● Entries provided
================================

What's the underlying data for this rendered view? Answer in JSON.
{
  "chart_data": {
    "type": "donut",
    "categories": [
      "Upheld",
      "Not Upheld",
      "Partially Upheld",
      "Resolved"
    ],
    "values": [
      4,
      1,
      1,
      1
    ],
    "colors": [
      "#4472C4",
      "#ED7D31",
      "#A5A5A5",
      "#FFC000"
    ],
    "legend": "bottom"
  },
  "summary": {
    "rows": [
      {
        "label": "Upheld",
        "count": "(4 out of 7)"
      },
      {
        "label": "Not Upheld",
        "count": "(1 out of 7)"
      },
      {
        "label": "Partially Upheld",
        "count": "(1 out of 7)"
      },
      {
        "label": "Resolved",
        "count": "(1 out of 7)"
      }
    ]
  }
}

================================

● The task
Scan the material above. Copy each line where "Partially" occurs.

● Reply
      "Partially Upheld",
        "label": "Partially Upheld",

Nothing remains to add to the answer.